──────── Extracted data ────────
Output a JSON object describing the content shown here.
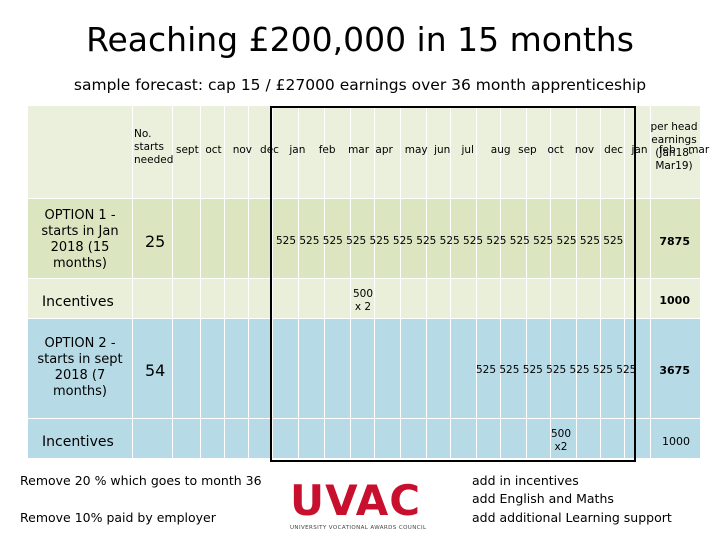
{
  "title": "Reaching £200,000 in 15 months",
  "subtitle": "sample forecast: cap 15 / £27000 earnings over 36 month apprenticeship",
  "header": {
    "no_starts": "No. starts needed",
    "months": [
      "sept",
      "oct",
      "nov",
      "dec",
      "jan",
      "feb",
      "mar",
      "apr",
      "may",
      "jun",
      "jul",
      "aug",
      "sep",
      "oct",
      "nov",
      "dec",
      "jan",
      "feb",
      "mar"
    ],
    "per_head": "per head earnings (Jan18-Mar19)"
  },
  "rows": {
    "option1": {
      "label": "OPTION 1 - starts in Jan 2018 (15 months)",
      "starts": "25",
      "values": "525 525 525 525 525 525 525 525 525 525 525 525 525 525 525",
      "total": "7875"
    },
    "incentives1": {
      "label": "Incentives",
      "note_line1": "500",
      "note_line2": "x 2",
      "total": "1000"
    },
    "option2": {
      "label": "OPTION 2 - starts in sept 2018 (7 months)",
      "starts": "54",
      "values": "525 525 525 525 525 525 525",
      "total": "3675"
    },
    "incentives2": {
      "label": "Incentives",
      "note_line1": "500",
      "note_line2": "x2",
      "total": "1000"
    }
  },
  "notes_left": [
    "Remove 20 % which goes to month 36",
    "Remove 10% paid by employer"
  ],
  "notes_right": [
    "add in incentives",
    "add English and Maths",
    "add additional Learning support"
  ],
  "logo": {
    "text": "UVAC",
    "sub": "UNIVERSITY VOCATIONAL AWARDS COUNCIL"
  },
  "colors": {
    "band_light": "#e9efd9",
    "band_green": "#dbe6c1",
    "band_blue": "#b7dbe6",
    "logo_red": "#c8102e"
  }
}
────────
──────── Extracted data ────────
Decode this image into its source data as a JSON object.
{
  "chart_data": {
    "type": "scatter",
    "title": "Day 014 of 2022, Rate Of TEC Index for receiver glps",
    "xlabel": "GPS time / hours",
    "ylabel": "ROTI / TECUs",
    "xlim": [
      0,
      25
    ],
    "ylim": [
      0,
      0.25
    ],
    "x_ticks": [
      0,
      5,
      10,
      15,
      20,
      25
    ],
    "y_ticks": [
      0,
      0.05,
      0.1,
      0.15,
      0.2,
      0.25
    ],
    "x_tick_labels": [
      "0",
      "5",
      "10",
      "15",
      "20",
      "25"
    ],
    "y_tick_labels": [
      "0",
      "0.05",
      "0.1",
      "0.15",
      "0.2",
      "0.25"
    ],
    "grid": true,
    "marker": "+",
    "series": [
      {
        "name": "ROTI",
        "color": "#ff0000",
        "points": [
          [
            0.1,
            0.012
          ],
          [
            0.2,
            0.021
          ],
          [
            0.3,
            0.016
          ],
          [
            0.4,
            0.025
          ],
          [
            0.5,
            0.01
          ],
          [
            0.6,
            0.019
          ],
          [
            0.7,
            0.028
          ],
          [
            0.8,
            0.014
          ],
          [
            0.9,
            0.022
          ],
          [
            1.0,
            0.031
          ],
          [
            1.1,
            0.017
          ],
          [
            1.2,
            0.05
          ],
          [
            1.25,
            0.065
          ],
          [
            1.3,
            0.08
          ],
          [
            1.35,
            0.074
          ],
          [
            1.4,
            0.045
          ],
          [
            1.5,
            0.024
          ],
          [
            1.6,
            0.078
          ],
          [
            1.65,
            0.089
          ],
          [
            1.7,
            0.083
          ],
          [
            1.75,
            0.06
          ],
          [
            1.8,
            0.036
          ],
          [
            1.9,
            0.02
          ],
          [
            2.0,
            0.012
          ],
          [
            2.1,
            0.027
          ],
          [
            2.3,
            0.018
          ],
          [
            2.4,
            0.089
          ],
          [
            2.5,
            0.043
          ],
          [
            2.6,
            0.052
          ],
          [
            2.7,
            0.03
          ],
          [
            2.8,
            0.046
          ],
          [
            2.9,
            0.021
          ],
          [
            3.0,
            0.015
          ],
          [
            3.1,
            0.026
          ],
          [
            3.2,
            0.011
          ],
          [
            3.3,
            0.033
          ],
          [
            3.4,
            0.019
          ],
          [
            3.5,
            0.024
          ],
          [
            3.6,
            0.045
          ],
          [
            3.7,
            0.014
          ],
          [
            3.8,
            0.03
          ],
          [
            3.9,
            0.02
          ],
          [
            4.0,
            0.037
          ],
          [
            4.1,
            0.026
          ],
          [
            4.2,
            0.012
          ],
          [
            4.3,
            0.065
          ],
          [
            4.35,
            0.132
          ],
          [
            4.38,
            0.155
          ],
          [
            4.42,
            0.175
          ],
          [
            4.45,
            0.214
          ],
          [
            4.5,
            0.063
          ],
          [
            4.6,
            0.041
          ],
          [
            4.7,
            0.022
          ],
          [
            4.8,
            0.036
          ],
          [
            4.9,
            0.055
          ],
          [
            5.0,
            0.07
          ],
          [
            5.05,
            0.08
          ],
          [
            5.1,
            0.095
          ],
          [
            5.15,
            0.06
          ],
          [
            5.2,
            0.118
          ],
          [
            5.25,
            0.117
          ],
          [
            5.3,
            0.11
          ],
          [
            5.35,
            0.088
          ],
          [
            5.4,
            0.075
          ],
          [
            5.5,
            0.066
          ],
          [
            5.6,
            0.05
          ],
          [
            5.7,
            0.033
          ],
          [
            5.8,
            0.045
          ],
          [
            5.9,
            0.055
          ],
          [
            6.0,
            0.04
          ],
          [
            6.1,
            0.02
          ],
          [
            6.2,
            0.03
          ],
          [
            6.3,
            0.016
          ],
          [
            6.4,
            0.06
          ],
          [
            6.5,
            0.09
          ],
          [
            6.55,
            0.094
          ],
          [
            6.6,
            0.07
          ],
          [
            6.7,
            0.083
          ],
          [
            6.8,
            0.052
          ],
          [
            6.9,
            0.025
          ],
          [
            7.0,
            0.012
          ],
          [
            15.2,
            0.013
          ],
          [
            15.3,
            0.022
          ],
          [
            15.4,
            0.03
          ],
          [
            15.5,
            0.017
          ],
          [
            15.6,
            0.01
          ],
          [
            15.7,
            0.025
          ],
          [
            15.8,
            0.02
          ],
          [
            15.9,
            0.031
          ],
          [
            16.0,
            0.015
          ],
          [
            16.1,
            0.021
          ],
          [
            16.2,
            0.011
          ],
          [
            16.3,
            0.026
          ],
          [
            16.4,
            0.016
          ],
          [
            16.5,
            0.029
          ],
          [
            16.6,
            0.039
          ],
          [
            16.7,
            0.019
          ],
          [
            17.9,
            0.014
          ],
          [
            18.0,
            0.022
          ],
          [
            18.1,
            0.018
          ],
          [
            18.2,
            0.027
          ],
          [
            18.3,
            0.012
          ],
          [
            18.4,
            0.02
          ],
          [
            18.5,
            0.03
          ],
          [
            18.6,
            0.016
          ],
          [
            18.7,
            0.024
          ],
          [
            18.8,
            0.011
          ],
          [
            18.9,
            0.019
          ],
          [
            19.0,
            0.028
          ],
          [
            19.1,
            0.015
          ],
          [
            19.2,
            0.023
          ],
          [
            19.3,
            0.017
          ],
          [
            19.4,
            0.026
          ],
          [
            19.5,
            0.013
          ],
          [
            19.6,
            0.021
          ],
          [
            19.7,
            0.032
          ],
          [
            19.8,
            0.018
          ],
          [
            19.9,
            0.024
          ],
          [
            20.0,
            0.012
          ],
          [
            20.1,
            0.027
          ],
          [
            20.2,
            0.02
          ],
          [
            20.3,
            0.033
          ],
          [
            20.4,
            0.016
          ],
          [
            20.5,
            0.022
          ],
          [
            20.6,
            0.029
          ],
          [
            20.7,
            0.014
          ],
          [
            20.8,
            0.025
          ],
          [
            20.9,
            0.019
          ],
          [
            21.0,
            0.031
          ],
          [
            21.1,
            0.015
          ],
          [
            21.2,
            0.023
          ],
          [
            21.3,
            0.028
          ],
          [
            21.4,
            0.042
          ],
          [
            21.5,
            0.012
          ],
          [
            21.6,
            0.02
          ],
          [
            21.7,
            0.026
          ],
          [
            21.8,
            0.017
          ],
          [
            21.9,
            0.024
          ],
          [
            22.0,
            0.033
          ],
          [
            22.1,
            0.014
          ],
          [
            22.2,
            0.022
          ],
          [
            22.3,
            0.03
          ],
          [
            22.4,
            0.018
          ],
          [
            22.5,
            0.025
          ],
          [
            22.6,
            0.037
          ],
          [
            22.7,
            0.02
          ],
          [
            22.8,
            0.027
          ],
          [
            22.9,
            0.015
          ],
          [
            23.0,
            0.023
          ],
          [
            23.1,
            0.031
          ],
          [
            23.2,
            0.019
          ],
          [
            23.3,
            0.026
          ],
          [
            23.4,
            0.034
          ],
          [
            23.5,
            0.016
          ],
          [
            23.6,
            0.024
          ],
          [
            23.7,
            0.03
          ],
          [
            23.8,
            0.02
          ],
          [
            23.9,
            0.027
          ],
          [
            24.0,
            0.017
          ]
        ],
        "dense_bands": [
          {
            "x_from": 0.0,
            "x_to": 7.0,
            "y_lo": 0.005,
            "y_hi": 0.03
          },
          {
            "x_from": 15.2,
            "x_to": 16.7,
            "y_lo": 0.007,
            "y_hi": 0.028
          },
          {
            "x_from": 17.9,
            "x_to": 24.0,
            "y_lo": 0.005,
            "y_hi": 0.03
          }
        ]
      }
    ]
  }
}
────────
──────── Extracted data ────────
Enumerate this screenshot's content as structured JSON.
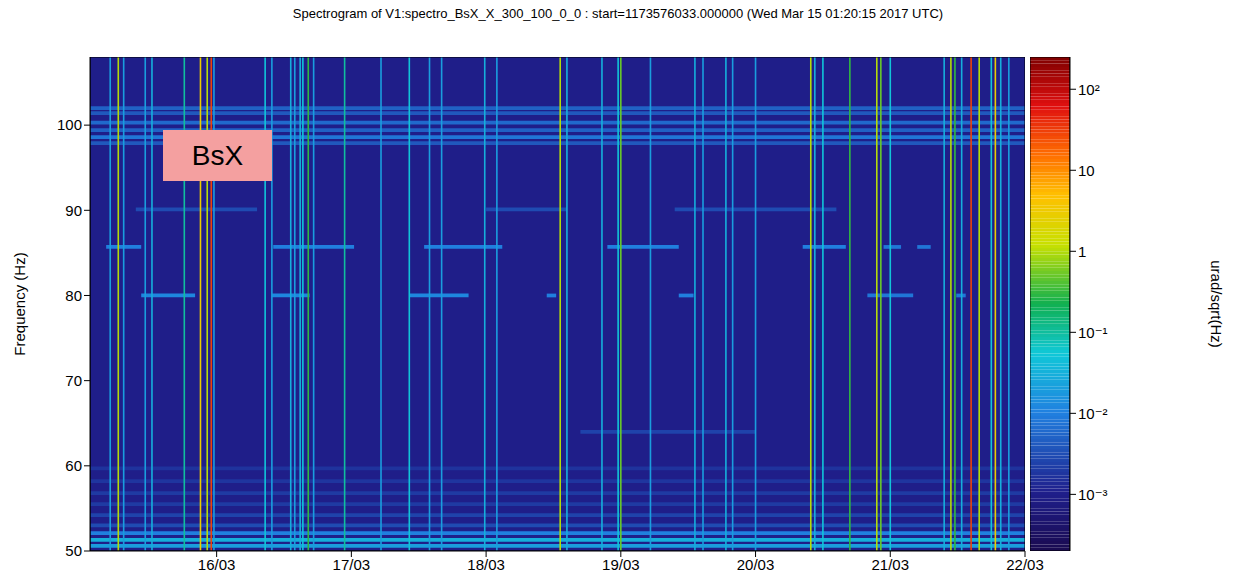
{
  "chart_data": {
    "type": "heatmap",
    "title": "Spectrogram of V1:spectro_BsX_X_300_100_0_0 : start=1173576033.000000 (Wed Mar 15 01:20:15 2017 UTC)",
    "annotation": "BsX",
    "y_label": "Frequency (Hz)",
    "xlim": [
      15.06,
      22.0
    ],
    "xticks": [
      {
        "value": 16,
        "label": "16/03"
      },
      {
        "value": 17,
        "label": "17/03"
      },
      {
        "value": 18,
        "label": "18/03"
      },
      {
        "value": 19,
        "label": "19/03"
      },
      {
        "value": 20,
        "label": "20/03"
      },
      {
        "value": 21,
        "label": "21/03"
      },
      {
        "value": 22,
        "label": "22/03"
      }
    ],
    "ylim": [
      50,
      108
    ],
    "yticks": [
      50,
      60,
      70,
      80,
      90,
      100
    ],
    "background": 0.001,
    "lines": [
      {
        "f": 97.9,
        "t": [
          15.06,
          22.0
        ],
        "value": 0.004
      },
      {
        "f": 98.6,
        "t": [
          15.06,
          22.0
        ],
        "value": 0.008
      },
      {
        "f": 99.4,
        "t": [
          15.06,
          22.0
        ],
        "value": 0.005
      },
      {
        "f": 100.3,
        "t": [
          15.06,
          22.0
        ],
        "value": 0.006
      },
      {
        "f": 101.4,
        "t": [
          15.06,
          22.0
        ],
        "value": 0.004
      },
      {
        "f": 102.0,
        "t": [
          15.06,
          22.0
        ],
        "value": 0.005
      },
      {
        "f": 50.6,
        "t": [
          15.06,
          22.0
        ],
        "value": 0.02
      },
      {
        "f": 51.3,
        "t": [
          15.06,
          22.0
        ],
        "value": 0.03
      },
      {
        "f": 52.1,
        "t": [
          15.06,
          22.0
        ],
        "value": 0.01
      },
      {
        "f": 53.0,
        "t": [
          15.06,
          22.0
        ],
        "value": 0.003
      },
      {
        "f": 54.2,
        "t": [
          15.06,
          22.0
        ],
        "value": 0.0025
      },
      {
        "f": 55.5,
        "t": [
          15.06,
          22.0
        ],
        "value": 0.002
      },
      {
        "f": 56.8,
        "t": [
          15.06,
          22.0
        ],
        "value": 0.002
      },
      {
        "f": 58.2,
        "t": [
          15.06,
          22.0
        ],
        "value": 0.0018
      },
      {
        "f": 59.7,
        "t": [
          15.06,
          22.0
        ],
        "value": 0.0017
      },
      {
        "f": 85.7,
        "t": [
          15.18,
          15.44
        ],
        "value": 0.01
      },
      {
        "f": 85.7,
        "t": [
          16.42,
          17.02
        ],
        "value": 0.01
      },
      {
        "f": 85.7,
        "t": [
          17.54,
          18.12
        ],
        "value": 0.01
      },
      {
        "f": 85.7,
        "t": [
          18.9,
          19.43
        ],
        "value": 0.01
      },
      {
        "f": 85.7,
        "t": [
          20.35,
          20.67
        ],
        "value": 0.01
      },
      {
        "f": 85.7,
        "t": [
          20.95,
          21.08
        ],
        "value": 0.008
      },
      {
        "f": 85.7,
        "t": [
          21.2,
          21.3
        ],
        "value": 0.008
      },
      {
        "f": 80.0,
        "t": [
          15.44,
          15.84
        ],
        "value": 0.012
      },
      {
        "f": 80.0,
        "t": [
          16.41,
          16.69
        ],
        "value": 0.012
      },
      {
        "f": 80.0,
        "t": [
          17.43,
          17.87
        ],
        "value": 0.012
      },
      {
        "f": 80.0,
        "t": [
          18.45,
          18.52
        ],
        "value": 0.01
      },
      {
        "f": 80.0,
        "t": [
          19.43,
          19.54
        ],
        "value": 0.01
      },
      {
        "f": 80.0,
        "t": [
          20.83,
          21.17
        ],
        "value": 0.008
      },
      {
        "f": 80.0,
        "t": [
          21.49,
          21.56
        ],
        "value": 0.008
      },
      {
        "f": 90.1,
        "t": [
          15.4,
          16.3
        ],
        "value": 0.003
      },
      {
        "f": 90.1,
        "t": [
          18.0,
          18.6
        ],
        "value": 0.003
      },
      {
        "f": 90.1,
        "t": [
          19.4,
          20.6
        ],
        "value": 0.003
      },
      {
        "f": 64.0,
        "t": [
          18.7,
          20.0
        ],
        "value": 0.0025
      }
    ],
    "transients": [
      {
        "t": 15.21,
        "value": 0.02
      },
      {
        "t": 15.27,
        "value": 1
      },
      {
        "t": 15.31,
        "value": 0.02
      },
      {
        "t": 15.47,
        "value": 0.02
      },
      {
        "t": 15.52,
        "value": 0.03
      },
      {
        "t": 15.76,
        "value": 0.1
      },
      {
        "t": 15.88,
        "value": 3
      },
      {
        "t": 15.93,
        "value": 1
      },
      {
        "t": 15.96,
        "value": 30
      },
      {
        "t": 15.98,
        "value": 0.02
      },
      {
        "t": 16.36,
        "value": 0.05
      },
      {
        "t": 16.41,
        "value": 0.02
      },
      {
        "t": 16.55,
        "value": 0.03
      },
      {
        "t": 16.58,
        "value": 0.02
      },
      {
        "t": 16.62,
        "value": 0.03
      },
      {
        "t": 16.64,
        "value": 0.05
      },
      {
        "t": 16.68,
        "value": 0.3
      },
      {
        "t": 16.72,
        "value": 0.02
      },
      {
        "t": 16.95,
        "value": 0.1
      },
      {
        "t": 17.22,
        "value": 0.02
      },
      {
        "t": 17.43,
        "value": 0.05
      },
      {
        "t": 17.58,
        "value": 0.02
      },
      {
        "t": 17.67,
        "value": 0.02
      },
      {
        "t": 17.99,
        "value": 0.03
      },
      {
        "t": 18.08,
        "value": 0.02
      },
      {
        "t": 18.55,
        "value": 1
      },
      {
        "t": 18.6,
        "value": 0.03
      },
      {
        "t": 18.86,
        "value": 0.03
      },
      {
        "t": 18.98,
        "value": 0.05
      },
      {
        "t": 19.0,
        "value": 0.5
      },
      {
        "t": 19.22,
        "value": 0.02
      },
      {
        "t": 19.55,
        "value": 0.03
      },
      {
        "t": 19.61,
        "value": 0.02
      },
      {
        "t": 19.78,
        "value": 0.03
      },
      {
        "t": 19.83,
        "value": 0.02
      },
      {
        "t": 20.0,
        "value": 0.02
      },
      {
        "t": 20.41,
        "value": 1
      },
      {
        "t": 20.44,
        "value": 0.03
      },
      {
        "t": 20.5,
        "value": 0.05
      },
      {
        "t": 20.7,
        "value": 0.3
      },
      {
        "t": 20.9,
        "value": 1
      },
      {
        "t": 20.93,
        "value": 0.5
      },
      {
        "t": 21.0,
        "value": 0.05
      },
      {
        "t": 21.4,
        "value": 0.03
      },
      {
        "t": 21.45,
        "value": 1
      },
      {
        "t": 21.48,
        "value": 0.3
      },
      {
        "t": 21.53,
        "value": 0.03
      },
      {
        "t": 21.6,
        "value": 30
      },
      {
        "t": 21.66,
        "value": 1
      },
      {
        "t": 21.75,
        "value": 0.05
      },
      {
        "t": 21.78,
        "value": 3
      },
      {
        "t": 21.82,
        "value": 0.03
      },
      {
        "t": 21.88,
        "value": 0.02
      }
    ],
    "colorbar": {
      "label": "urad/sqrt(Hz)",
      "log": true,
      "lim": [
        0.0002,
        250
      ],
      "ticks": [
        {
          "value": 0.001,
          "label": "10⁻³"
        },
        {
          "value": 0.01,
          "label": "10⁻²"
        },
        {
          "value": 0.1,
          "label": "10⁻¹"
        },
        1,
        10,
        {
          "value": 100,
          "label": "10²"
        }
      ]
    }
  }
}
────────
## To be done
Each line in the entries above that includes the string "object" should be extracted.

## Written answer
Output a JSON object describing the content shown here.
Decode this image into its source data as a JSON object.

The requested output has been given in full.